• **PROBLEM TO WORK ON**: Copy out all of the data exactly as it appears.

• **Source data**:

- - -

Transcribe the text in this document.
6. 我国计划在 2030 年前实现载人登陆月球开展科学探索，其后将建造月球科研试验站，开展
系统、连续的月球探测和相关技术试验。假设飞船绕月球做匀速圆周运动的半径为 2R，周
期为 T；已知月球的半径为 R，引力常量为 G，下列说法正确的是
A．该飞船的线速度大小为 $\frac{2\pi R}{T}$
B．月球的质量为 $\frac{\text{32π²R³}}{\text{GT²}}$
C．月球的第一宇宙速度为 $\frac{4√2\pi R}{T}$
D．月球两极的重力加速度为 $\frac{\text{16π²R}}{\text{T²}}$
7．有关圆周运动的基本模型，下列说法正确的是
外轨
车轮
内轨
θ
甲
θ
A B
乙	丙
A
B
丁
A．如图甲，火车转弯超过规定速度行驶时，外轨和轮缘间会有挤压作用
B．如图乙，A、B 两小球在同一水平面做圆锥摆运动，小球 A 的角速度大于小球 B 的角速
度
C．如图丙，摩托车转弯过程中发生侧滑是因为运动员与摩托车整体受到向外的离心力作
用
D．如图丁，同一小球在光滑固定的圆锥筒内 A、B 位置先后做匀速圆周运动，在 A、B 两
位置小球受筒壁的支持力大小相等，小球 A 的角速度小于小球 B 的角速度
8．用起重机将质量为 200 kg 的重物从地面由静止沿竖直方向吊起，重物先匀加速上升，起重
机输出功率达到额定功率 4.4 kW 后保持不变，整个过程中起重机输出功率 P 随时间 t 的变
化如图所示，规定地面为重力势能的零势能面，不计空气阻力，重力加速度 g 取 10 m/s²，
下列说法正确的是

- - -

• **ANSWER TO THIS EXERCISE**:
Transcribe the text in this document.
6. 我国计划在 2030 年前实现载人登陆月球开展科学探索，其后将建造月球科研试验站，开展
系统、连续的月球探测和相关技术试验。假设飞船绕月球做匀速圆周运动的半径为 2R，周
期为 T；已知月球的半径为 R，引力常量为 G，下列说法正确的是
A．该飞船的线速度大小为 $\frac{2\pi R}{T}$
B．月球的质量为 $\frac{\text{32π²R³}}{\text{GT²}}$
C．月球的第一宇宙速度为 $\frac{4√2\pi R}{T}$
D．月球两极的重力加速度为 $\frac{\text{16π²R}}{\text{T²}}$
7．有关圆周运动的基本模型，下列说法正确的是
外轨
车轮
内轨
θ
甲
θ
A B
乙	丙
A
B
丁
A．如图甲，火车转弯超过规定速度行驶时，外轨和轮缘间会有挤压作用
B．如图乙，A、B 两小球在同一水平面做圆锥摆运动，小球 A 的角速度大于小球 B 的角速
度
C．如图丙，摩托车转弯过程中发生侧滑是因为运动员与摩托车整体受到向外的离心力作
用
D．如图丁，同一小球在光滑固定的圆锥筒内 A、B 位置先后做匀速圆周运动，在 A、B 两
位置小球受筒壁的支持力大小相等，小球 A 的角速度小于小球 B 的角速度
8．用起重机将质量为 200 kg 的重物从地面由静止沿竖直方向吊起，重物先匀加速上升，起重
机输出功率达到额定功率 4.4 kW 后保持不变，整个过程中起重机输出功率 P 随时间 t 的变
化如图所示，规定地面为重力势能的零势能面，不计空气阻力，重力加速度 g 取 10 m/s²，
下列说法正确的是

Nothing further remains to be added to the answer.